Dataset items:
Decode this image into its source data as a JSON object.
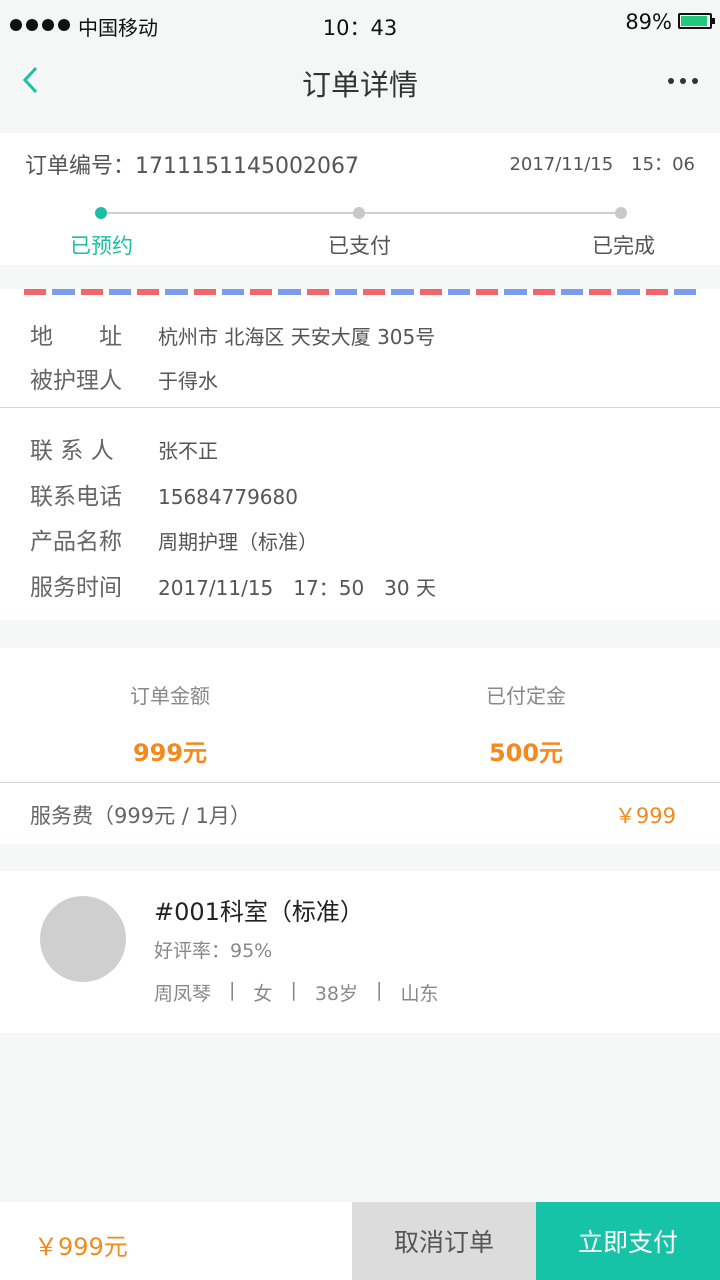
{
  "status_bar": {
    "carrier": "中国移动",
    "time": "10：43",
    "battery": "89%",
    "battery_color": "#22c97a"
  },
  "nav": {
    "title": "订单详情",
    "back_icon": "chevron-left-icon",
    "more_icon": "more-icon"
  },
  "order": {
    "number_label": "订单编号：1711151145002067",
    "datetime": "2017/11/15　15：06",
    "steps": [
      {
        "label": "已预约",
        "active": true
      },
      {
        "label": "已支付",
        "active": false
      },
      {
        "label": "已完成",
        "active": false
      }
    ],
    "accent_color": "#1cbfa4"
  },
  "address": {
    "rows": [
      {
        "label": "地　　址",
        "value": "杭州市  北海区 天安大厦 305号"
      },
      {
        "label": "被护理人",
        "value": "于得水"
      }
    ]
  },
  "details": {
    "rows": [
      {
        "label": "联 系 人",
        "value": "张不正"
      },
      {
        "label": "联系电话",
        "value": "15684779680"
      },
      {
        "label": "产品名称",
        "value": "周期护理（标准）"
      },
      {
        "label": "服务时间",
        "value": "2017/11/15　17：50　30 天"
      }
    ]
  },
  "fees": {
    "order_amount_label": "订单金额",
    "order_amount": "999元",
    "deposit_label": "已付定金",
    "deposit": "500元",
    "service_label": "服务费（999元 / 1月）",
    "service_amount": "￥999",
    "amount_color": "#f28a1e"
  },
  "staff": {
    "title": "#001科室（标准）",
    "rating": "好评率：95%",
    "meta": [
      "周凤琴",
      "女",
      "38岁",
      "山东"
    ]
  },
  "bottom": {
    "total": "￥999元",
    "cancel_label": "取消订单",
    "pay_label": "立即支付",
    "pay_color": "#17c3a6"
  }
}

■ EXERCISE INSTRUCTIONS: Return the full material word for word. Do not include the pictures.

■ FINISHED EXERCISE:
Decode this image into its source data as a JSON object.
{
  "status_bar": {
    "carrier": "中国移动",
    "time": "10：43",
    "battery": "89%",
    "battery_color": "#22c97a"
  },
  "nav": {
    "title": "订单详情",
    "back_icon": "chevron-left-icon",
    "more_icon": "more-icon"
  },
  "order": {
    "number_label": "订单编号：1711151145002067",
    "datetime": "2017/11/15　15：06",
    "steps": [
      {
        "label": "已预约",
        "active": true
      },
      {
        "label": "已支付",
        "active": false
      },
      {
        "label": "已完成",
        "active": false
      }
    ],
    "accent_color": "#1cbfa4"
  },
  "address": {
    "rows": [
      {
        "label": "地　　址",
        "value": "杭州市  北海区 天安大厦 305号"
      },
      {
        "label": "被护理人",
        "value": "于得水"
      }
    ]
  },
  "details": {
    "rows": [
      {
        "label": "联 系 人",
        "value": "张不正"
      },
      {
        "label": "联系电话",
        "value": "15684779680"
      },
      {
        "label": "产品名称",
        "value": "周期护理（标准）"
      },
      {
        "label": "服务时间",
        "value": "2017/11/15　17：50　30 天"
      }
    ]
  },
  "fees": {
    "order_amount_label": "订单金额",
    "order_amount": "999元",
    "deposit_label": "已付定金",
    "deposit": "500元",
    "service_label": "服务费（999元 / 1月）",
    "service_amount": "￥999",
    "amount_color": "#f28a1e"
  },
  "staff": {
    "title": "#001科室（标准）",
    "rating": "好评率：95%",
    "meta": [
      "周凤琴",
      "女",
      "38岁",
      "山东"
    ]
  },
  "bottom": {
    "total": "￥999元",
    "cancel_label": "取消订单",
    "pay_label": "立即支付",
    "pay_color": "#17c3a6"
  }
}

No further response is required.